Task to complete. Please quote the material exactly, every line of it.

(Raw records)

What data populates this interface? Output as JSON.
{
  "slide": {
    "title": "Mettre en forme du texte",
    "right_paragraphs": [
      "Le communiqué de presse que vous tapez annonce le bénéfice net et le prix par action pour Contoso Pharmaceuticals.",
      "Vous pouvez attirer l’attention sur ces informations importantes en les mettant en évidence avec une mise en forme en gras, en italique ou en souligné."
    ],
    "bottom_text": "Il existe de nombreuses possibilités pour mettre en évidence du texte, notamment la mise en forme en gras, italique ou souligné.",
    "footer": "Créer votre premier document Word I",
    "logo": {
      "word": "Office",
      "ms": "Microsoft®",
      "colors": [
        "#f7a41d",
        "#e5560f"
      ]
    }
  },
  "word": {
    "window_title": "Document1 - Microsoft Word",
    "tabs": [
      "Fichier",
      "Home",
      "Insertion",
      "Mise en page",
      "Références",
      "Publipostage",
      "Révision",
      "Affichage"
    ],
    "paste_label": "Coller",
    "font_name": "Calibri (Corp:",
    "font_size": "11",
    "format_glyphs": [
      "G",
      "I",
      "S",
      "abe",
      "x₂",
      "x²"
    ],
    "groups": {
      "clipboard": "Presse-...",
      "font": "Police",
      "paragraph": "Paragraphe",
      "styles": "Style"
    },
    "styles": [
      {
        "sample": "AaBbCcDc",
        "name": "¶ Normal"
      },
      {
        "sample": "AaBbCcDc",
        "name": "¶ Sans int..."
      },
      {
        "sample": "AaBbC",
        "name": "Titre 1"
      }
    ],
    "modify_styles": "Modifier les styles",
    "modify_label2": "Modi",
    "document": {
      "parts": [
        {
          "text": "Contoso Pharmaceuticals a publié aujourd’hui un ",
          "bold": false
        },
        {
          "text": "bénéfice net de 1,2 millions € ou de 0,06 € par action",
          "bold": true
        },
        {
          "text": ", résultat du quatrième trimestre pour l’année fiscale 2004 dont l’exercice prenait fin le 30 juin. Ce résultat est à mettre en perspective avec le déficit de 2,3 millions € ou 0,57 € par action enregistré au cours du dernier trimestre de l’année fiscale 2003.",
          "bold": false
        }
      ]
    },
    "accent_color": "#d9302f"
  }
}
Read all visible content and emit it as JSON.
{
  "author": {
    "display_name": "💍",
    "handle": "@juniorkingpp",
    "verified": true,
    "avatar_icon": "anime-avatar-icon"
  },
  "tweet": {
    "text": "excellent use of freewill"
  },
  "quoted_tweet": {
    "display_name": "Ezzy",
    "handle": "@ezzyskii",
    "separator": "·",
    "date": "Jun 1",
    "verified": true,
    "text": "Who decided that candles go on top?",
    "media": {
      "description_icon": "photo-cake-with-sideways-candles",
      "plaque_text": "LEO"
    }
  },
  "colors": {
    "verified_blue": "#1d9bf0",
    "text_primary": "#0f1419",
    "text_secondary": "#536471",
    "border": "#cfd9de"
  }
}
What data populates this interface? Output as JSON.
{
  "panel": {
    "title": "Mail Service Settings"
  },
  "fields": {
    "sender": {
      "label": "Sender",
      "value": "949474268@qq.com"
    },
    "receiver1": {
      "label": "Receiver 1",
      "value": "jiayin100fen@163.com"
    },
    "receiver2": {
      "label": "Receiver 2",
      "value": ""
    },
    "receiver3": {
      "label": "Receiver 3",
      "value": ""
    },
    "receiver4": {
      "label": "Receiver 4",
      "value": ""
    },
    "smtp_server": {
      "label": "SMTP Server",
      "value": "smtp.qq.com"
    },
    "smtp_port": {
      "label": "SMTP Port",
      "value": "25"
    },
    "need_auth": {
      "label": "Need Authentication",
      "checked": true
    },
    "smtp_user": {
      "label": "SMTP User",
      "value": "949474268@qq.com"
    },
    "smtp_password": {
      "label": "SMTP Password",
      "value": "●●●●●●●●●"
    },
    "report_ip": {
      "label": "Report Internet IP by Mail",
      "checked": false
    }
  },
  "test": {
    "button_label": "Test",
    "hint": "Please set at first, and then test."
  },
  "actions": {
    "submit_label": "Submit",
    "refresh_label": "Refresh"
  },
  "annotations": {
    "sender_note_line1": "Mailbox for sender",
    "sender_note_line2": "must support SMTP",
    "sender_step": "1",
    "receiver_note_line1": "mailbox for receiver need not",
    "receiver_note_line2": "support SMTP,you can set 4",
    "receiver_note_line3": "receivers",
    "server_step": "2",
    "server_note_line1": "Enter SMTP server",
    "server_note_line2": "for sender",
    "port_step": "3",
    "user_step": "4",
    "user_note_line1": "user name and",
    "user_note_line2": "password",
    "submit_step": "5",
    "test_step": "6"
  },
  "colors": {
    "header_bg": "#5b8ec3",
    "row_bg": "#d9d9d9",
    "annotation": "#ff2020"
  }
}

Task solution.
What data populates this interface? Output as JSON.
{
  "slide": {
    "title": "Mettre en forme du texte",
    "right_paragraphs": [
      "Le communiqué de presse que vous tapez annonce le bénéfice net et le prix par action pour Contoso Pharmaceuticals.",
      "Vous pouvez attirer l’attention sur ces informations importantes en les mettant en évidence avec une mise en forme en gras, en italique ou en souligné."
    ],
    "bottom_text": "Il existe de nombreuses possibilités pour mettre en évidence du texte, notamment la mise en forme en gras, italique ou souligné.",
    "footer": "Créer votre premier document Word I",
    "logo": {
      "word": "Office",
      "ms": "Microsoft®",
      "colors": [
        "#f7a41d",
        "#e5560f"
      ]
    }
  },
  "word": {
    "window_title": "Document1 - Microsoft Word",
    "tabs": [
      "Fichier",
      "Home",
      "Insertion",
      "Mise en page",
      "Références",
      "Publipostage",
      "Révision",
      "Affichage"
    ],
    "paste_label": "Coller",
    "font_name": "Calibri (Corp:",
    "font_size": "11",
    "format_glyphs": [
      "G",
      "I",
      "S",
      "abe",
      "x₂",
      "x²"
    ],
    "groups": {
      "clipboard": "Presse-...",
      "font": "Police",
      "paragraph": "Paragraphe",
      "styles": "Style"
    },
    "styles": [
      {
        "sample": "AaBbCcDc",
        "name": "¶ Normal"
      },
      {
        "sample": "AaBbCcDc",
        "name": "¶ Sans int..."
      },
      {
        "sample": "AaBbC",
        "name": "Titre 1"
      }
    ],
    "modify_styles": "Modifier les styles",
    "modify_label2": "Modi",
    "document": {
      "parts": [
        {
          "text": "Contoso Pharmaceuticals a publié aujourd’hui un ",
          "bold": false
        },
        {
          "text": "bénéfice net de 1,2 millions € ou de 0,06 € par action",
          "bold": true
        },
        {
          "text": ", résultat du quatrième trimestre pour l’année fiscale 2004 dont l’exercice prenait fin le 30 juin. Ce résultat est à mettre en perspective avec le déficit de 2,3 millions € ou 0,57 € par action enregistré au cours du dernier trimestre de l’année fiscale 2003.",
          "bold": false
        }
      ]
    },
    "accent_color": "#d9302f"
  }
}
Read all visible content and emit it as JSON.
{
  "author": {
    "display_name": "💍",
    "handle": "@juniorkingpp",
    "verified": true,
    "avatar_icon": "anime-avatar-icon"
  },
  "tweet": {
    "text": "excellent use of freewill"
  },
  "quoted_tweet": {
    "display_name": "Ezzy",
    "handle": "@ezzyskii",
    "separator": "·",
    "date": "Jun 1",
    "verified": true,
    "text": "Who decided that candles go on top?",
    "media": {
      "description_icon": "photo-cake-with-sideways-candles",
      "plaque_text": "LEO"
    }
  },
  "colors": {
    "verified_blue": "#1d9bf0",
    "text_primary": "#0f1419",
    "text_secondary": "#536471",
    "border": "#cfd9de"
  }
}
What data populates this interface? Output as JSON.
{
  "panel": {
    "title": "Mail Service Settings"
  },
  "fields": {
    "sender": {
      "label": "Sender",
      "value": "949474268@qq.com"
    },
    "receiver1": {
      "label": "Receiver 1",
      "value": "jiayin100fen@163.com"
    },
    "receiver2": {
      "label": "Receiver 2",
      "value": ""
    },
    "receiver3": {
      "label": "Receiver 3",
      "value": ""
    },
    "receiver4": {
      "label": "Receiver 4",
      "value": ""
    },
    "smtp_server": {
      "label": "SMTP Server",
      "value": "smtp.qq.com"
    },
    "smtp_port": {
      "label": "SMTP Port",
      "value": "25"
    },
    "need_auth": {
      "label": "Need Authentication",
      "checked": true
    },
    "smtp_user": {
      "label": "SMTP User",
      "value": "949474268@qq.com"
    },
    "smtp_password": {
      "label": "SMTP Password",
      "value": "●●●●●●●●●"
    },
    "report_ip": {
      "label": "Report Internet IP by Mail",
      "checked": false
    }
  },
  "test": {
    "button_label": "Test",
    "hint": "Please set at first, and then test."
  },
  "actions": {
    "submit_label": "Submit",
    "refresh_label": "Refresh"
  },
  "annotations": {
    "sender_note_line1": "Mailbox for sender",
    "sender_note_line2": "must support SMTP",
    "sender_step": "1",
    "receiver_note_line1": "mailbox for receiver need not",
    "receiver_note_line2": "support SMTP,you can set 4",
    "receiver_note_line3": "receivers",
    "server_step": "2",
    "server_note_line1": "Enter SMTP server",
    "server_note_line2": "for sender",
    "port_step": "3",
    "user_step": "4",
    "user_note_line1": "user name and",
    "user_note_line2": "password",
    "submit_step": "5",
    "test_step": "6"
  },
  "colors": {
    "header_bg": "#5b8ec3",
    "row_bg": "#d9d9d9",
    "annotation": "#ff2020"
  }
}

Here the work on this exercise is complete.